REQUIRED ACTION
Drop the pictures and restate the rest of the listing word for word.
++++++++++
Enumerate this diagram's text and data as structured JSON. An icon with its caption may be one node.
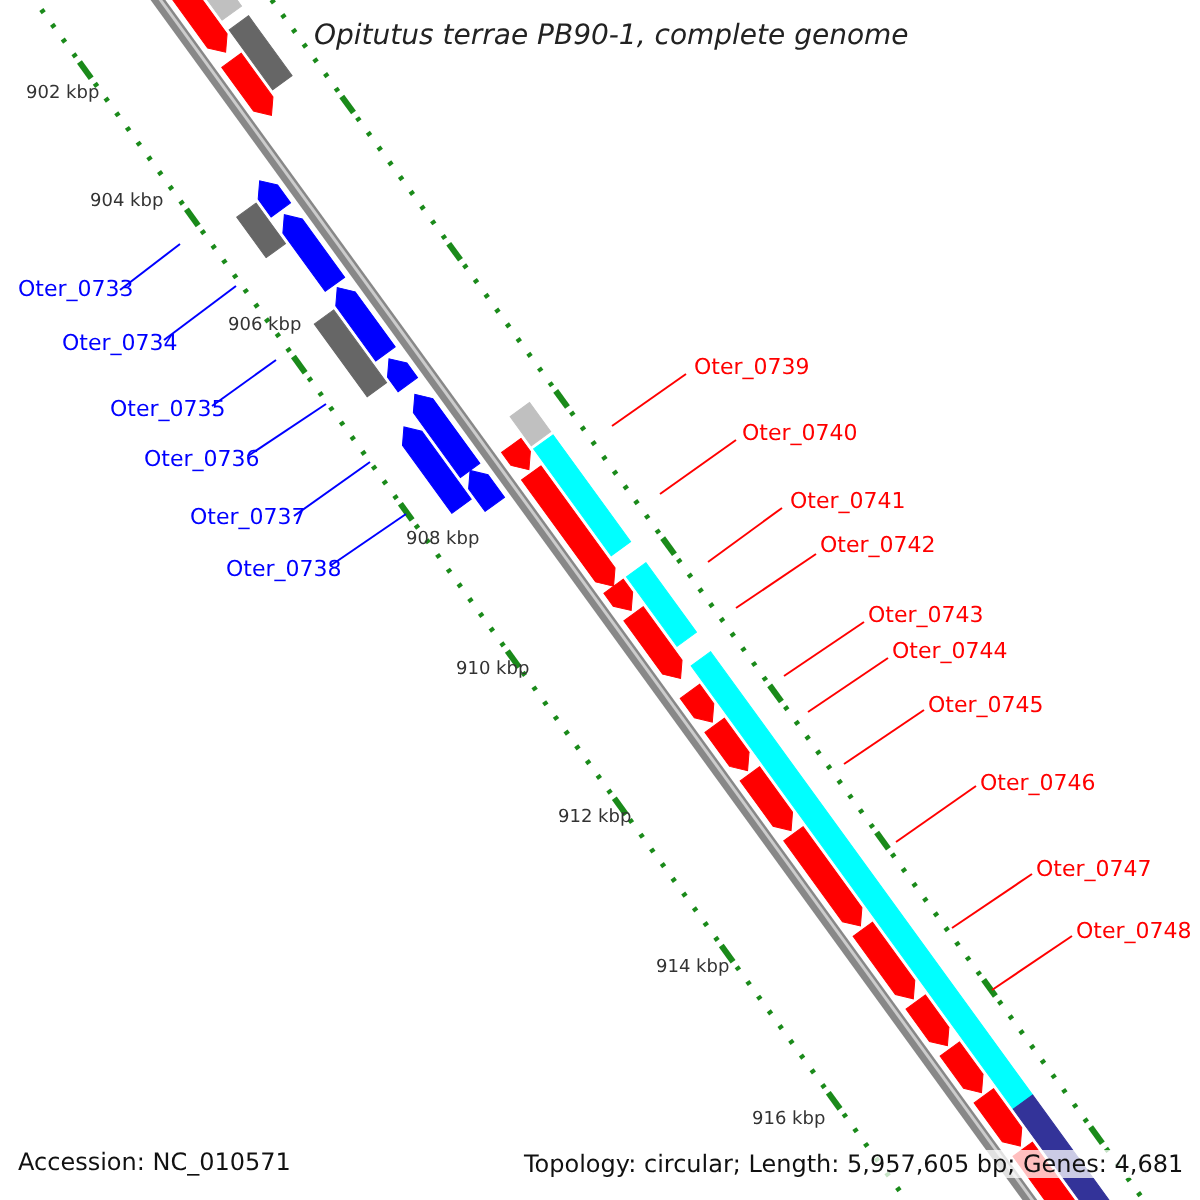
{
  "diagram": {
    "title": "Opitutus terrae PB90-1, complete genome",
    "nodes": [
      {
        "text": [
          "Oter_0733"
        ]
      },
      {
        "text": [
          "Oter_0734"
        ]
      },
      {
        "text": [
          "Oter_0735"
        ]
      },
      {
        "text": [
          "Oter_0736"
        ]
      },
      {
        "text": [
          "Oter_0737"
        ]
      },
      {
        "text": [
          "Oter_0738"
        ]
      },
      {
        "text": [
          "Oter_0739"
        ]
      },
      {
        "text": [
          "Oter_0740"
        ]
      },
      {
        "text": [
          "Oter_0741"
        ]
      },
      {
        "text": [
          "Oter_0742"
        ]
      },
      {
        "text": [
          "Oter_0743"
        ]
      },
      {
        "text": [
          "Oter_0744"
        ]
      },
      {
        "text": [
          "Oter_0745"
        ]
      },
      {
        "text": [
          "Oter_0746"
        ]
      },
      {
        "text": [
          "Oter_0747"
        ]
      },
      {
        "text": [
          "Oter_0748"
        ]
      }
    ],
    "edges": [
      {
        "from": 0,
        "to": null,
        "arrow": "none",
        "color": "#0000ff"
      },
      {
        "from": 1,
        "to": null,
        "arrow": "none",
        "color": "#0000ff"
      },
      {
        "from": 2,
        "to": null,
        "arrow": "none",
        "color": "#0000ff"
      },
      {
        "from": 3,
        "to": null,
        "arrow": "none",
        "color": "#0000ff"
      },
      {
        "from": 4,
        "to": null,
        "arrow": "none",
        "color": "#0000ff"
      },
      {
        "from": 5,
        "to": null,
        "arrow": "none",
        "color": "#0000ff"
      },
      {
        "from": 6,
        "to": null,
        "arrow": "none"
      },
      {
        "from": 7,
        "to": null,
        "arrow": "none"
      },
      {
        "from": 8,
        "to": null,
        "arrow": "none"
      },
      {
        "from": 9,
        "to": null,
        "arrow": "none"
      },
      {
        "from": 10,
        "to": null,
        "arrow": "none"
      },
      {
        "from": 11,
        "to": null,
        "arrow": "none"
      },
      {
        "from": 12,
        "to": null,
        "arrow": "none"
      },
      {
        "from": 13,
        "to": null,
        "arrow": "none"
      },
      {
        "from": 14,
        "to": null,
        "arrow": "none"
      },
      {
        "from": 15,
        "to": null,
        "arrow": "none"
      }
    ],
    "labels": [
      "902 kbp",
      "904 kbp",
      "906 kbp",
      "908 kbp",
      "910 kbp",
      "912 kbp",
      "914 kbp",
      "916 kbp",
      "Accession: NC_010571",
      "Topology: circular; Length: 5,957,605 bp; Genes: 4,681"
    ]
  }
}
++++++++++
SOLUTION BELOW
Enumerate this diagram's text and data as structured JSON. An icon with its caption may be one node.
{
  "diagram": {
    "title": "Opitutus terrae PB90-1, complete genome",
    "nodes": [
      {
        "text": [
          "Oter_0733"
        ]
      },
      {
        "text": [
          "Oter_0734"
        ]
      },
      {
        "text": [
          "Oter_0735"
        ]
      },
      {
        "text": [
          "Oter_0736"
        ]
      },
      {
        "text": [
          "Oter_0737"
        ]
      },
      {
        "text": [
          "Oter_0738"
        ]
      },
      {
        "text": [
          "Oter_0739"
        ]
      },
      {
        "text": [
          "Oter_0740"
        ]
      },
      {
        "text": [
          "Oter_0741"
        ]
      },
      {
        "text": [
          "Oter_0742"
        ]
      },
      {
        "text": [
          "Oter_0743"
        ]
      },
      {
        "text": [
          "Oter_0744"
        ]
      },
      {
        "text": [
          "Oter_0745"
        ]
      },
      {
        "text": [
          "Oter_0746"
        ]
      },
      {
        "text": [
          "Oter_0747"
        ]
      },
      {
        "text": [
          "Oter_0748"
        ]
      }
    ],
    "edges": [
      {
        "from": 0,
        "to": null,
        "arrow": "none",
        "color": "#0000ff"
      },
      {
        "from": 1,
        "to": null,
        "arrow": "none",
        "color": "#0000ff"
      },
      {
        "from": 2,
        "to": null,
        "arrow": "none",
        "color": "#0000ff"
      },
      {
        "from": 3,
        "to": null,
        "arrow": "none",
        "color": "#0000ff"
      },
      {
        "from": 4,
        "to": null,
        "arrow": "none",
        "color": "#0000ff"
      },
      {
        "from": 5,
        "to": null,
        "arrow": "none",
        "color": "#0000ff"
      },
      {
        "from": 6,
        "to": null,
        "arrow": "none"
      },
      {
        "from": 7,
        "to": null,
        "arrow": "none"
      },
      {
        "from": 8,
        "to": null,
        "arrow": "none"
      },
      {
        "from": 9,
        "to": null,
        "arrow": "none"
      },
      {
        "from": 10,
        "to": null,
        "arrow": "none"
      },
      {
        "from": 11,
        "to": null,
        "arrow": "none"
      },
      {
        "from": 12,
        "to": null,
        "arrow": "none"
      },
      {
        "from": 13,
        "to": null,
        "arrow": "none"
      },
      {
        "from": 14,
        "to": null,
        "arrow": "none"
      },
      {
        "from": 15,
        "to": null,
        "arrow": "none"
      }
    ],
    "labels": [
      "902 kbp",
      "904 kbp",
      "906 kbp",
      "908 kbp",
      "910 kbp",
      "912 kbp",
      "914 kbp",
      "916 kbp",
      "Accession: NC_010571",
      "Topology: circular; Length: 5,957,605 bp; Genes: 4,681"
    ]
  }
}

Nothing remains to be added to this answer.